What this task involves: Which lines hold the word "JSON"? Copy each one.

begin Records provided

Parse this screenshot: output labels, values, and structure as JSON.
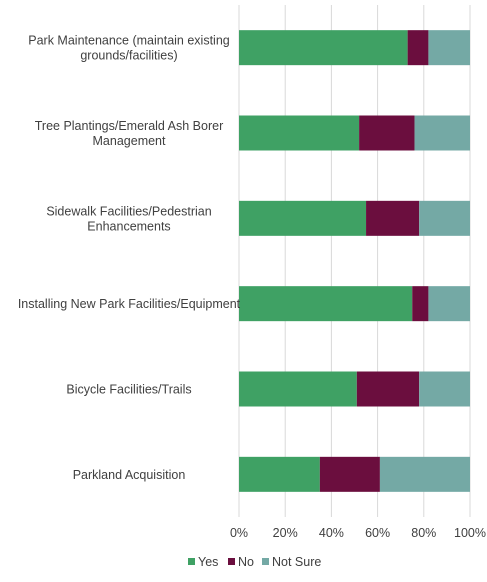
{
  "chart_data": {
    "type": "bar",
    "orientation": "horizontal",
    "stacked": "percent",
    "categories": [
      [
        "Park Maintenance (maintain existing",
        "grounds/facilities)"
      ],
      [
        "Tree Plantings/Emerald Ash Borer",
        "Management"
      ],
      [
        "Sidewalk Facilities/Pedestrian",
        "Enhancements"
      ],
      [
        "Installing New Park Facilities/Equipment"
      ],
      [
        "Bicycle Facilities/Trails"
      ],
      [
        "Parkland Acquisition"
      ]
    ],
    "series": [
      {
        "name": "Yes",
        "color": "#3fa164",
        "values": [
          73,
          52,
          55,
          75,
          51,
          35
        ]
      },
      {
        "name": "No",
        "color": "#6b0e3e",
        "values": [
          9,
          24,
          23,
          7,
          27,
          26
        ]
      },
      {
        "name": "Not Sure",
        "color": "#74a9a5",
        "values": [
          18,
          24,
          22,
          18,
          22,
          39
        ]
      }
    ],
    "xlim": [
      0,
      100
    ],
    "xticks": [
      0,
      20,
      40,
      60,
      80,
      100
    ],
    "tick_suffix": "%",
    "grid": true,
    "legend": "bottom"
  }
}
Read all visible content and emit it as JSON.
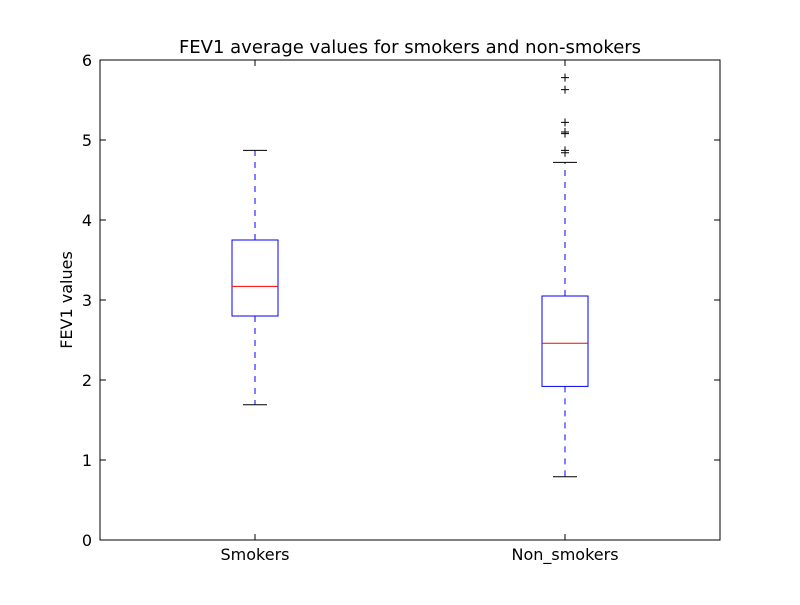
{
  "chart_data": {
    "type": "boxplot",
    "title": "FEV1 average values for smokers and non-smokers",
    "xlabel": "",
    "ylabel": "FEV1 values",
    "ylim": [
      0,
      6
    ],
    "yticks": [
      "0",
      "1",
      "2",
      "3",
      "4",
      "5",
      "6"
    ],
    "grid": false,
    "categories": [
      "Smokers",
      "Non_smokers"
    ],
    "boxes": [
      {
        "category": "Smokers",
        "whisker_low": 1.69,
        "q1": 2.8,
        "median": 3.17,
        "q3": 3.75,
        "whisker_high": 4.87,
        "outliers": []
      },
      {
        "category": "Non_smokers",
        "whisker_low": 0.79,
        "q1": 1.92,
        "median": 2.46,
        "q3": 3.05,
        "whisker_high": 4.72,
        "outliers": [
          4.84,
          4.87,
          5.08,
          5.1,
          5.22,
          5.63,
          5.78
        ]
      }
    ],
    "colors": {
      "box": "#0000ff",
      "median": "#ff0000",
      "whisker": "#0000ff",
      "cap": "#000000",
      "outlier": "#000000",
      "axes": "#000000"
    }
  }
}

end Records provided

Right answer:
Parse this screenshot: output labels, values, and structure as JSON.
Read all visible content and emit it as JSON.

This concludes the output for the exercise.